:: Description of the task ::
Copy all the data exactly, except the pictures.
--- Start Supplied material ---
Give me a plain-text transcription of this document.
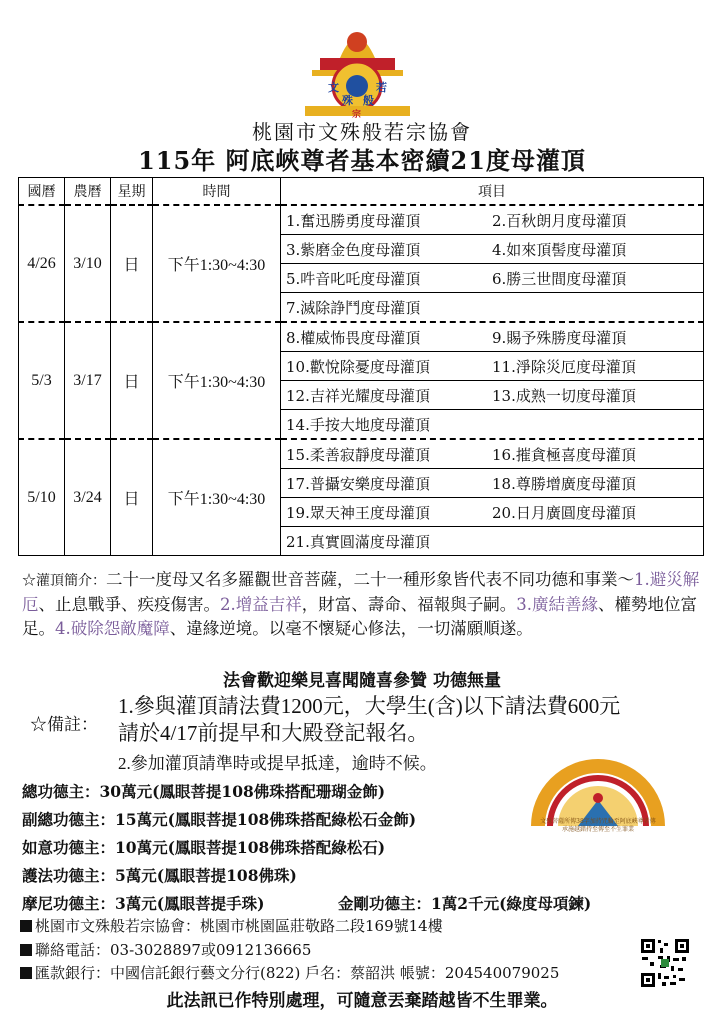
文
殊 般
若
宗
桃園市文殊般若宗協會
115年 阿底峽尊者基本密續21度母灌頂
國曆	農曆	星期	時間	項目
4/26	3/10	日	下午1:30~4:30	1.奮迅勝勇度母灌頂 2.百秋朗月度母灌頂
				3.紫磨金色度母灌頂 4.如來頂髻度母灌頂
				5.吽音叱吒度母灌頂 6.勝三世間度母灌頂
				7.滅除諍鬥度母灌頂
5/3	3/17	日	下午1:30~4:30	8.權威怖畏度母灌頂 9.賜予殊勝度母灌頂
				10.歡悅除憂度母灌頂 11.淨除災厄度母灌頂
				12.吉祥光耀度母灌頂 13.成熟一切度母灌頂
				14.手按大地度母灌頂
5/10	3/24	日	下午1:30~4:30	15.柔善寂靜度母灌頂 16.摧貪極喜度母灌頂
				17.普攝安樂度母灌頂 18.尊勝增廣度母灌頂
				19.眾天神王度母灌頂 20.日月廣圓度母灌頂
				21.真實圓滿度母灌頂
☆灌頂簡介：二十一度母又名多羅觀世音菩薩，二十一種形象皆代表不同功德和事業～1.避災解厄、止息戰爭、疾疫傷害。2.增益吉祥，財富、壽命、福報與子嗣。3.廣結善緣、權勢地位富足。4.破除怨敵魔障、違緣逆境。以毫不懷疑心修法，一切滿願順遂。
法會歡迎樂見喜聞隨喜參贊 功德無量
☆備註：
1.參與灌頂請法費1200元，大學生(含)以下請法費600元
請於4/17前提早和大殿登記報名。
2.參加灌頂請準時或提早抵達，逾時不候。
總功德主：30萬元(鳳眼菩提108佛珠搭配珊瑚金飾)
副總功德主：15萬元(鳳眼菩提108佛珠搭配綠松石金飾)
如意功德主：10萬元(鳳眼菩提108佛珠搭配綠松石)
護法功德主：5萬元(鳳眼菩提108佛珠)
摩尼功德主：3萬元(鳳眼菩提手珠)	金剛功德主：1萬2千元(綠度母項鍊)
文殊菩薩所傳38字加持咒輪至阿底峽尊者傳承施越錯持至傳至不生罪業
桃園市文殊般若宗協會：桃園市桃園區莊敬路二段169號14樓
聯絡電話：03-3028897或0912136665
匯款銀行：中國信託銀行藝文分行(822) 戶名：蔡韶洪 帳號：204540079025
此法訊已作特別處理，可隨意丟棄踏越皆不生罪業。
--- End Supplied material ---
:: Solution to this exercise ::
Give me a plain-text transcription of this document.
文
殊 般
若
宗
桃園市文殊般若宗協會
115年 阿底峽尊者基本密續21度母灌頂
國曆	農曆	星期	時間	項目
4/26	3/10	日	下午1:30~4:30	1.奮迅勝勇度母灌頂 2.百秋朗月度母灌頂
				3.紫磨金色度母灌頂 4.如來頂髻度母灌頂
				5.吽音叱吒度母灌頂 6.勝三世間度母灌頂
				7.滅除諍鬥度母灌頂
5/3	3/17	日	下午1:30~4:30	8.權威怖畏度母灌頂 9.賜予殊勝度母灌頂
				10.歡悅除憂度母灌頂 11.淨除災厄度母灌頂
				12.吉祥光耀度母灌頂 13.成熟一切度母灌頂
				14.手按大地度母灌頂
5/10	3/24	日	下午1:30~4:30	15.柔善寂靜度母灌頂 16.摧貪極喜度母灌頂
				17.普攝安樂度母灌頂 18.尊勝增廣度母灌頂
				19.眾天神王度母灌頂 20.日月廣圓度母灌頂
				21.真實圓滿度母灌頂
☆灌頂簡介：二十一度母又名多羅觀世音菩薩，二十一種形象皆代表不同功德和事業～1.避災解厄、止息戰爭、疾疫傷害。2.增益吉祥，財富、壽命、福報與子嗣。3.廣結善緣、權勢地位富足。4.破除怨敵魔障、違緣逆境。以毫不懷疑心修法，一切滿願順遂。
法會歡迎樂見喜聞隨喜參贊 功德無量
☆備註：
1.參與灌頂請法費1200元，大學生(含)以下請法費600元
請於4/17前提早和大殿登記報名。
2.參加灌頂請準時或提早抵達，逾時不候。
總功德主：30萬元(鳳眼菩提108佛珠搭配珊瑚金飾)
副總功德主：15萬元(鳳眼菩提108佛珠搭配綠松石金飾)
如意功德主：10萬元(鳳眼菩提108佛珠搭配綠松石)
護法功德主：5萬元(鳳眼菩提108佛珠)
摩尼功德主：3萬元(鳳眼菩提手珠)	金剛功德主：1萬2千元(綠度母項鍊)
文殊菩薩所傳38字加持咒輪至阿底峽尊者傳承施越錯持至傳至不生罪業
桃園市文殊般若宗協會：桃園市桃園區莊敬路二段169號14樓
聯絡電話：03-3028897或0912136665
匯款銀行：中國信託銀行藝文分行(822) 戶名：蔡韶洪 帳號：204540079025
此法訊已作特別處理，可隨意丟棄踏越皆不生罪業。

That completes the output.